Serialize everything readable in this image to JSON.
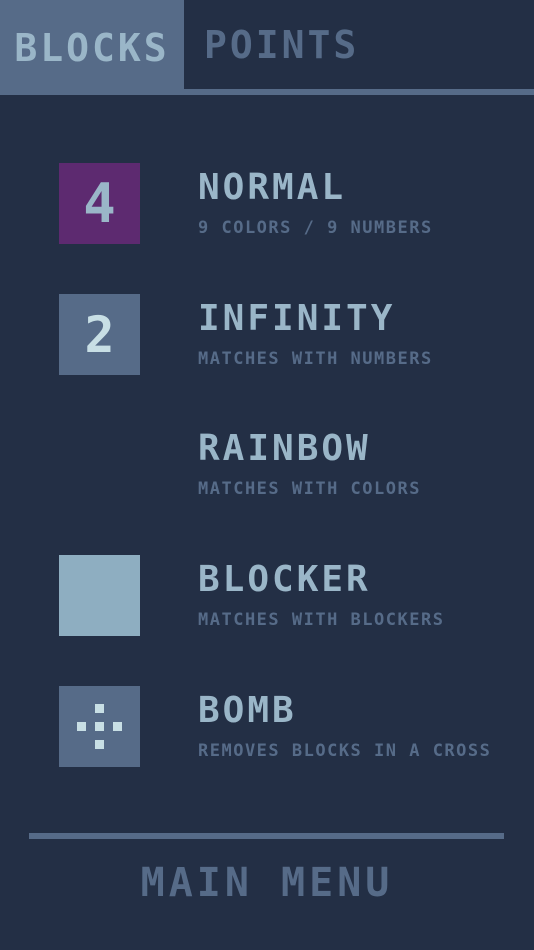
{
  "tabs": {
    "blocks_label": "BLOCKS",
    "points_label": "POINTS",
    "active": "BLOCKS"
  },
  "blocks": [
    {
      "title": "NORMAL",
      "description": "9 COLORS / 9 NUMBERS",
      "icon": "number-block-icon",
      "icon_text": "4",
      "color": "#5d2a70"
    },
    {
      "title": "INFINITY",
      "description": "MATCHES WITH NUMBERS",
      "icon": "infinity-block-icon",
      "icon_text": "2",
      "color": "#566b88"
    },
    {
      "title": "RAINBOW",
      "description": "MATCHES WITH COLORS",
      "icon": "rainbow-block-icon",
      "colors": [
        "#e86248",
        "#c4243e",
        "#7b1250",
        "#a06838",
        "#2d5d6d",
        "#6a3a8c",
        "#f0b040",
        "#168a60",
        "#3f55c0"
      ]
    },
    {
      "title": "BLOCKER",
      "description": "MATCHES WITH BLOCKERS",
      "icon": "blocker-block-icon",
      "color": "#8eaec1"
    },
    {
      "title": "BOMB",
      "description": "REMOVES BLOCKS IN A CROSS",
      "icon": "bomb-block-icon",
      "color": "#566b88"
    }
  ],
  "footer": {
    "main_menu_label": "MAIN MENU"
  },
  "colors": {
    "background": "#232f45",
    "panel": "#566b88",
    "text_light": "#9ab6c8"
  }
}
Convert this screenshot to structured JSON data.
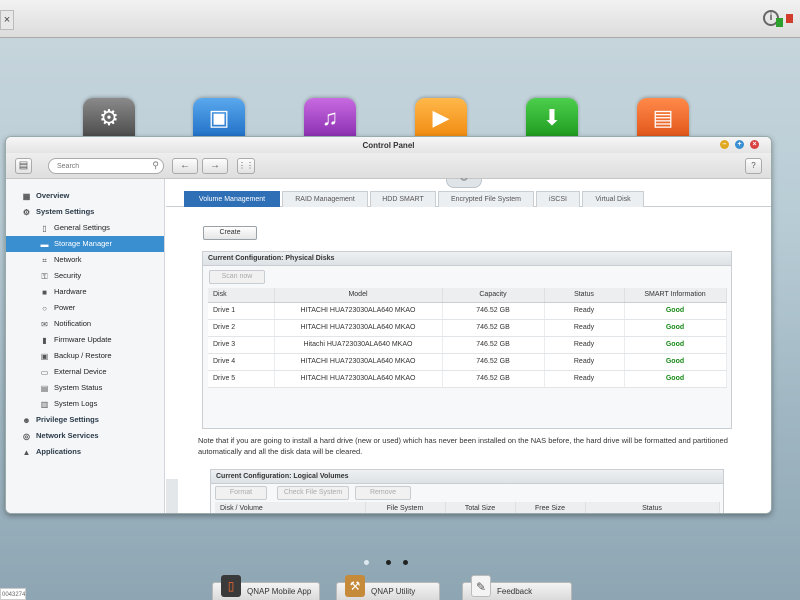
{
  "window": {
    "title": "Control Panel"
  },
  "toolbar": {
    "search_placeholder": "Search",
    "back_glyph": "←",
    "forward_glyph": "→",
    "help_label": "?"
  },
  "sidebar": {
    "items": [
      {
        "label": "Overview",
        "level": 1,
        "icon": "grid-icon"
      },
      {
        "label": "System Settings",
        "level": 1,
        "icon": "gear-icon"
      },
      {
        "label": "General Settings",
        "level": 2,
        "icon": "document-icon"
      },
      {
        "label": "Storage Manager",
        "level": 2,
        "icon": "storage-icon",
        "selected": true
      },
      {
        "label": "Network",
        "level": 2,
        "icon": "network-icon"
      },
      {
        "label": "Security",
        "level": 2,
        "icon": "lock-icon"
      },
      {
        "label": "Hardware",
        "level": 2,
        "icon": "hardware-icon"
      },
      {
        "label": "Power",
        "level": 2,
        "icon": "bulb-icon"
      },
      {
        "label": "Notification",
        "level": 2,
        "icon": "mail-icon"
      },
      {
        "label": "Firmware Update",
        "level": 2,
        "icon": "firmware-icon"
      },
      {
        "label": "Backup / Restore",
        "level": 2,
        "icon": "backup-icon"
      },
      {
        "label": "External Device",
        "level": 2,
        "icon": "external-device-icon"
      },
      {
        "label": "System Status",
        "level": 2,
        "icon": "status-icon"
      },
      {
        "label": "System Logs",
        "level": 2,
        "icon": "logs-icon"
      },
      {
        "label": "Privilege Settings",
        "level": 1,
        "icon": "user-icon"
      },
      {
        "label": "Network Services",
        "level": 1,
        "icon": "globe-icon"
      },
      {
        "label": "Applications",
        "level": 1,
        "icon": "applications-icon"
      }
    ]
  },
  "tabs": [
    {
      "label": "Volume Management",
      "active": true
    },
    {
      "label": "RAID Management"
    },
    {
      "label": "HDD SMART"
    },
    {
      "label": "Encrypted File System"
    },
    {
      "label": "iSCSI"
    },
    {
      "label": "Virtual Disk"
    }
  ],
  "buttons": {
    "create": "Create",
    "scan_now": "Scan now",
    "format": "Format",
    "check_file_system": "Check File System",
    "remove": "Remove"
  },
  "physical_disks": {
    "title": "Current Configuration: Physical Disks",
    "columns": [
      "Disk",
      "Model",
      "Capacity",
      "Status",
      "SMART Information"
    ],
    "rows": [
      [
        "Drive 1",
        "HITACHI HUA723030ALA640 MKAO",
        "746.52 GB",
        "Ready",
        "Good"
      ],
      [
        "Drive 2",
        "HITACHI HUA723030ALA640 MKAO",
        "746.52 GB",
        "Ready",
        "Good"
      ],
      [
        "Drive 3",
        "Hitachi HUA723030ALA640 MKAO",
        "746.52 GB",
        "Ready",
        "Good"
      ],
      [
        "Drive 4",
        "HITACHI HUA723030ALA640 MKAO",
        "746.52 GB",
        "Ready",
        "Good"
      ],
      [
        "Drive 5",
        "HITACHI HUA723030ALA640 MKAO",
        "746.52 GB",
        "Ready",
        "Good"
      ]
    ]
  },
  "note": "Note that if you are going to install a hard drive (new or used) which has never been installed on the NAS before, the hard drive will be formatted and partitioned automatically and all the disk data will be cleared.",
  "logical_volumes": {
    "title": "Current Configuration: Logical Volumes",
    "columns": [
      "Disk / Volume",
      "File System",
      "Total Size",
      "Free Size",
      "Status"
    ]
  },
  "dock": [
    {
      "label": "QNAP Mobile App",
      "icon": "mobile-app-icon"
    },
    {
      "label": "QNAP Utility",
      "icon": "utility-icon"
    },
    {
      "label": "Feedback",
      "icon": "feedback-icon"
    }
  ],
  "desktop_icons": [
    "control-panel-icon",
    "photo-station-icon",
    "music-station-icon",
    "video-station-icon",
    "download-station-icon",
    "file-station-icon"
  ],
  "bottom_left_text": "0043274",
  "colors": {
    "accent": "#3a8fd0",
    "active_tab": "#2e6fb6",
    "good": "#1a8a1a"
  }
}
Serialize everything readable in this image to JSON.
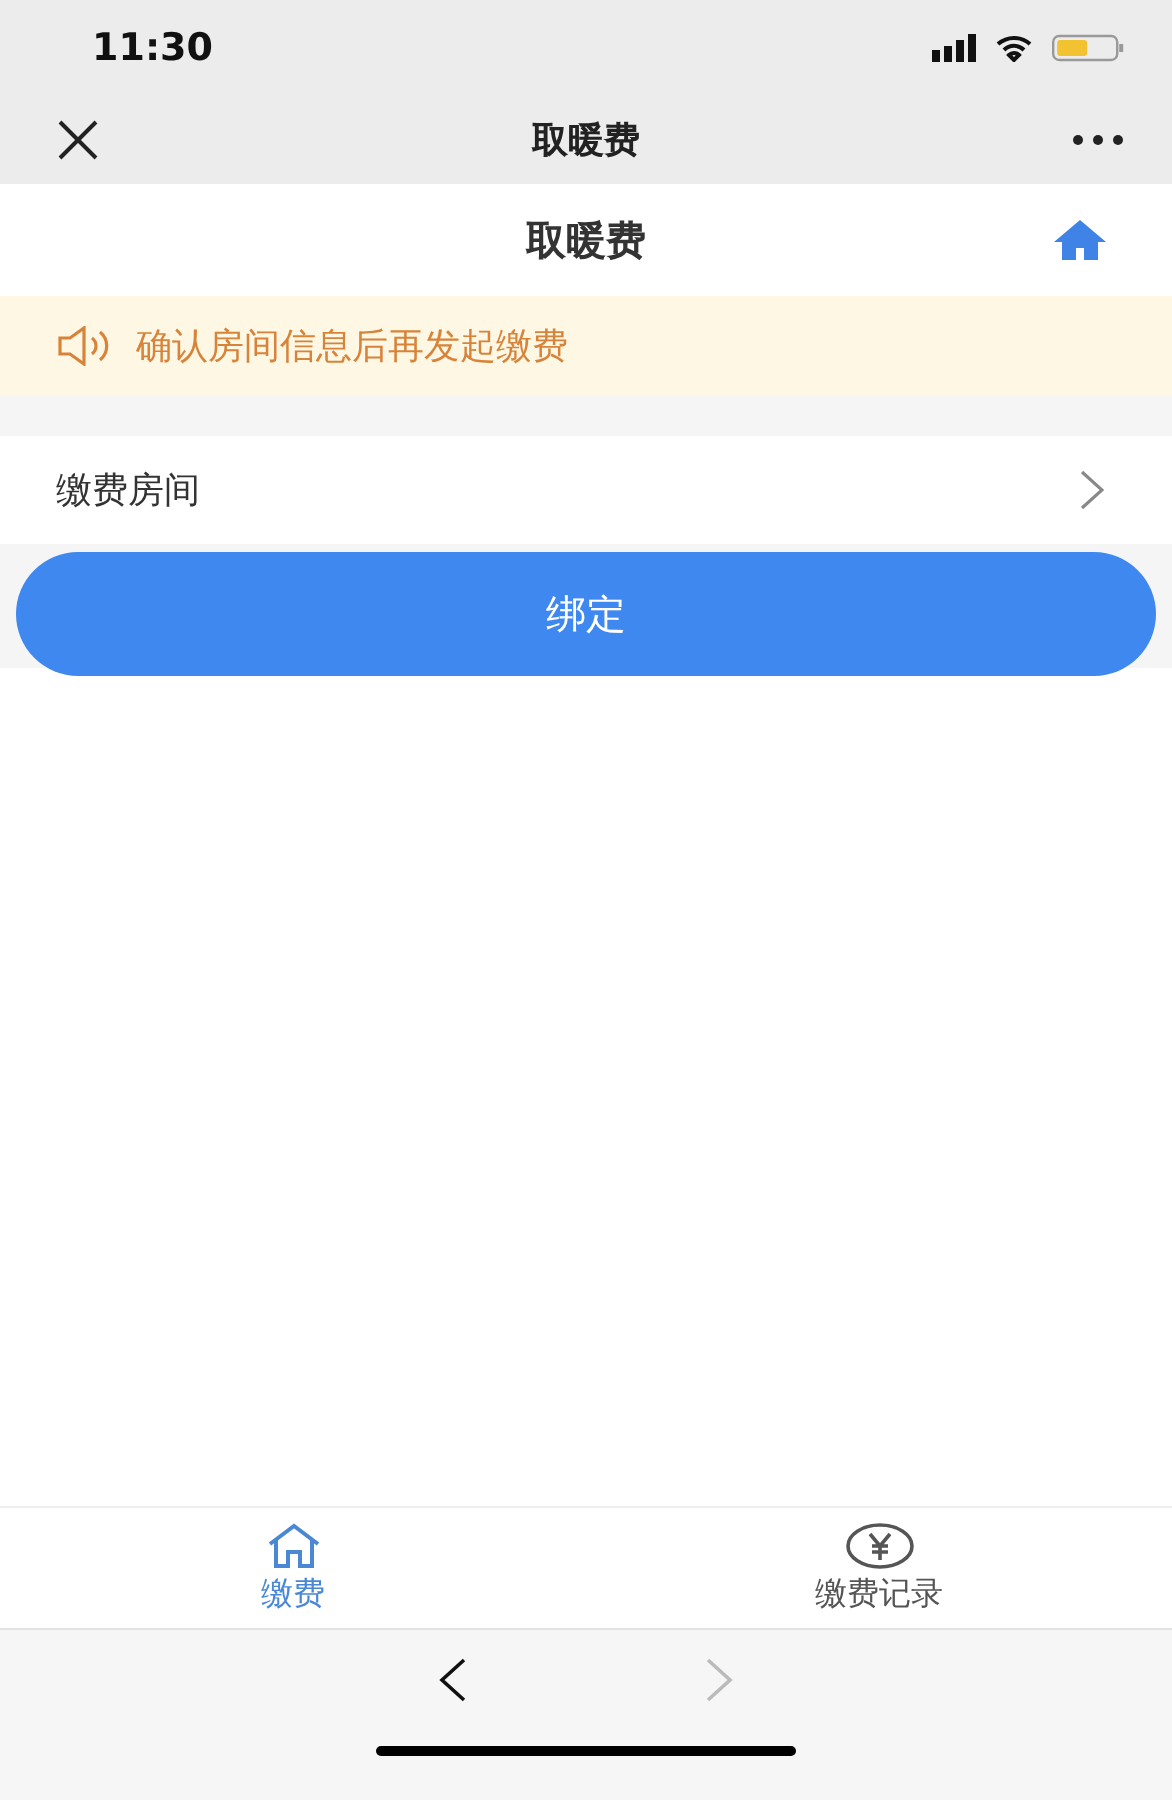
{
  "status_bar": {
    "time": "11:30"
  },
  "nav_bar": {
    "title": "取暖费"
  },
  "header": {
    "title": "取暖费"
  },
  "notice": {
    "text": "确认房间信息后再发起缴费"
  },
  "room_row": {
    "label": "缴费房间"
  },
  "bind_button": {
    "label": "绑定"
  },
  "tabs": [
    {
      "label": "缴费",
      "kind": "home",
      "selected": true
    },
    {
      "label": "缴费记录",
      "kind": "yen",
      "selected": false
    }
  ],
  "browser_bar": {
    "back_disabled": false,
    "forward_disabled": true
  }
}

> _Short task_
Quote each record exactly as it stands, minus the pictures.

> _The response_
Serialize everything readable in this image to JSON.
{
  "tabs": {
    "blocks_label": "BLOCKS",
    "points_label": "POINTS",
    "active": "BLOCKS"
  },
  "blocks": [
    {
      "title": "NORMAL",
      "description": "9 COLORS / 9 NUMBERS",
      "icon": "number-block-icon",
      "icon_text": "4",
      "color": "#5d2a70"
    },
    {
      "title": "INFINITY",
      "description": "MATCHES WITH NUMBERS",
      "icon": "infinity-block-icon",
      "icon_text": "2",
      "color": "#566b88"
    },
    {
      "title": "RAINBOW",
      "description": "MATCHES WITH COLORS",
      "icon": "rainbow-block-icon",
      "colors": [
        "#e86248",
        "#c4243e",
        "#7b1250",
        "#a06838",
        "#2d5d6d",
        "#6a3a8c",
        "#f0b040",
        "#168a60",
        "#3f55c0"
      ]
    },
    {
      "title": "BLOCKER",
      "description": "MATCHES WITH BLOCKERS",
      "icon": "blocker-block-icon",
      "color": "#8eaec1"
    },
    {
      "title": "BOMB",
      "description": "REMOVES BLOCKS IN A CROSS",
      "icon": "bomb-block-icon",
      "color": "#566b88"
    }
  ],
  "footer": {
    "main_menu_label": "MAIN MENU"
  },
  "colors": {
    "background": "#232f45",
    "panel": "#566b88",
    "text_light": "#9ab6c8"
  }
}
Convert this screenshot to structured JSON data.
{
  "window": {
    "title": "Control Panel"
  },
  "toolbar": {
    "search_placeholder": "Search",
    "back_glyph": "←",
    "forward_glyph": "→",
    "help_label": "?"
  },
  "sidebar": {
    "items": [
      {
        "label": "Overview",
        "level": 1,
        "icon": "grid-icon"
      },
      {
        "label": "System Settings",
        "level": 1,
        "icon": "gear-icon"
      },
      {
        "label": "General Settings",
        "level": 2,
        "icon": "document-icon"
      },
      {
        "label": "Storage Manager",
        "level": 2,
        "icon": "storage-icon",
        "selected": true
      },
      {
        "label": "Network",
        "level": 2,
        "icon": "network-icon"
      },
      {
        "label": "Security",
        "level": 2,
        "icon": "lock-icon"
      },
      {
        "label": "Hardware",
        "level": 2,
        "icon": "hardware-icon"
      },
      {
        "label": "Power",
        "level": 2,
        "icon": "bulb-icon"
      },
      {
        "label": "Notification",
        "level": 2,
        "icon": "mail-icon"
      },
      {
        "label": "Firmware Update",
        "level": 2,
        "icon": "firmware-icon"
      },
      {
        "label": "Backup / Restore",
        "level": 2,
        "icon": "backup-icon"
      },
      {
        "label": "External Device",
        "level": 2,
        "icon": "external-device-icon"
      },
      {
        "label": "System Status",
        "level": 2,
        "icon": "status-icon"
      },
      {
        "label": "System Logs",
        "level": 2,
        "icon": "logs-icon"
      },
      {
        "label": "Privilege Settings",
        "level": 1,
        "icon": "user-icon"
      },
      {
        "label": "Network Services",
        "level": 1,
        "icon": "globe-icon"
      },
      {
        "label": "Applications",
        "level": 1,
        "icon": "applications-icon"
      }
    ]
  },
  "tabs": [
    {
      "label": "Volume Management",
      "active": true
    },
    {
      "label": "RAID Management"
    },
    {
      "label": "HDD SMART"
    },
    {
      "label": "Encrypted File System"
    },
    {
      "label": "iSCSI"
    },
    {
      "label": "Virtual Disk"
    }
  ],
  "buttons": {
    "create": "Create",
    "scan_now": "Scan now",
    "format": "Format",
    "check_file_system": "Check File System",
    "remove": "Remove"
  },
  "physical_disks": {
    "title": "Current Configuration: Physical Disks",
    "columns": [
      "Disk",
      "Model",
      "Capacity",
      "Status",
      "SMART Information"
    ],
    "rows": [
      [
        "Drive 1",
        "HITACHI HUA723030ALA640 MKAO",
        "746.52 GB",
        "Ready",
        "Good"
      ],
      [
        "Drive 2",
        "HITACHI HUA723030ALA640 MKAO",
        "746.52 GB",
        "Ready",
        "Good"
      ],
      [
        "Drive 3",
        "Hitachi HUA723030ALA640 MKAO",
        "746.52 GB",
        "Ready",
        "Good"
      ],
      [
        "Drive 4",
        "HITACHI HUA723030ALA640 MKAO",
        "746.52 GB",
        "Ready",
        "Good"
      ],
      [
        "Drive 5",
        "HITACHI HUA723030ALA640 MKAO",
        "746.52 GB",
        "Ready",
        "Good"
      ]
    ]
  },
  "note": "Note that if you are going to install a hard drive (new or used) which has never been installed on the NAS before, the hard drive will be formatted and partitioned automatically and all the disk data will be cleared.",
  "logical_volumes": {
    "title": "Current Configuration: Logical Volumes",
    "columns": [
      "Disk / Volume",
      "File System",
      "Total Size",
      "Free Size",
      "Status"
    ]
  },
  "dock": [
    {
      "label": "QNAP Mobile App",
      "icon": "mobile-app-icon"
    },
    {
      "label": "QNAP Utility",
      "icon": "utility-icon"
    },
    {
      "label": "Feedback",
      "icon": "feedback-icon"
    }
  ],
  "desktop_icons": [
    "control-panel-icon",
    "photo-station-icon",
    "music-station-icon",
    "video-station-icon",
    "download-station-icon",
    "file-station-icon"
  ],
  "bottom_left_text": "0043274",
  "colors": {
    "accent": "#3a8fd0",
    "active_tab": "#2e6fb6",
    "good": "#1a8a1a"
  }
}
Serialize everything readable in this image to JSON.
{
  "status_bar": {
    "time": "11:30"
  },
  "nav_bar": {
    "title": "取暖费"
  },
  "header": {
    "title": "取暖费"
  },
  "notice": {
    "text": "确认房间信息后再发起缴费"
  },
  "room_row": {
    "label": "缴费房间"
  },
  "bind_button": {
    "label": "绑定"
  },
  "tabs": [
    {
      "label": "缴费",
      "kind": "home",
      "selected": true
    },
    {
      "label": "缴费记录",
      "kind": "yen",
      "selected": false
    }
  ],
  "browser_bar": {
    "back_disabled": false,
    "forward_disabled": true
  }
}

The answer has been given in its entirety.